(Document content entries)

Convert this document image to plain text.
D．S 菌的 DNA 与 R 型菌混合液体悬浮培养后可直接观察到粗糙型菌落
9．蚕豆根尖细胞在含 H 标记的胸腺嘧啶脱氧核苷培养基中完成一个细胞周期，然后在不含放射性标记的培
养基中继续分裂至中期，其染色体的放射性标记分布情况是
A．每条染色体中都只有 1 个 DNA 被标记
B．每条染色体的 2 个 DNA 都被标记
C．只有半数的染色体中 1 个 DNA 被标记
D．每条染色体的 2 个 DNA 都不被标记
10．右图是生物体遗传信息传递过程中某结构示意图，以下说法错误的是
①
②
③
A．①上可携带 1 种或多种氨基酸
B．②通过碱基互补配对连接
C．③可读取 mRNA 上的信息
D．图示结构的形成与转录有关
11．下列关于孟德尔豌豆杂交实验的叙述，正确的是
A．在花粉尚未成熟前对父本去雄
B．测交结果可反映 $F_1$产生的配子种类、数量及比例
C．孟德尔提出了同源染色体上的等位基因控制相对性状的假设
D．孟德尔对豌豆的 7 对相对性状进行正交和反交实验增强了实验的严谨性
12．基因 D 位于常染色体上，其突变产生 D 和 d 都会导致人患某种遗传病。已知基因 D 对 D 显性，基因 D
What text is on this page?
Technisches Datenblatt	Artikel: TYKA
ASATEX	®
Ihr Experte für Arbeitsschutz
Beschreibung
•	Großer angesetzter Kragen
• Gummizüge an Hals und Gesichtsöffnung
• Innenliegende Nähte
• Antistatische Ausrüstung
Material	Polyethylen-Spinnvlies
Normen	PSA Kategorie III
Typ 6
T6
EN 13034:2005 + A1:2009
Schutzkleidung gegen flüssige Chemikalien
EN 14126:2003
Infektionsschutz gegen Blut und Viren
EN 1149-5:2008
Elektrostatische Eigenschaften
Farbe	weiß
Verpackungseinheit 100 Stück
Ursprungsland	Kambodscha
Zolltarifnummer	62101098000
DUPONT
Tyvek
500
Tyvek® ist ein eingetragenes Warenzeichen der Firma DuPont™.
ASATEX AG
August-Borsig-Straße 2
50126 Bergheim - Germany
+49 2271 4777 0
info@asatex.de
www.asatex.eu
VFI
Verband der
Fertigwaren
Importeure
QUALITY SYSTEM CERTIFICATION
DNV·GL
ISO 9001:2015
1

== Task directions ==
Among the lines above, some may hold the string "gegen". State how many, giving the number alone.

== Your response ==
2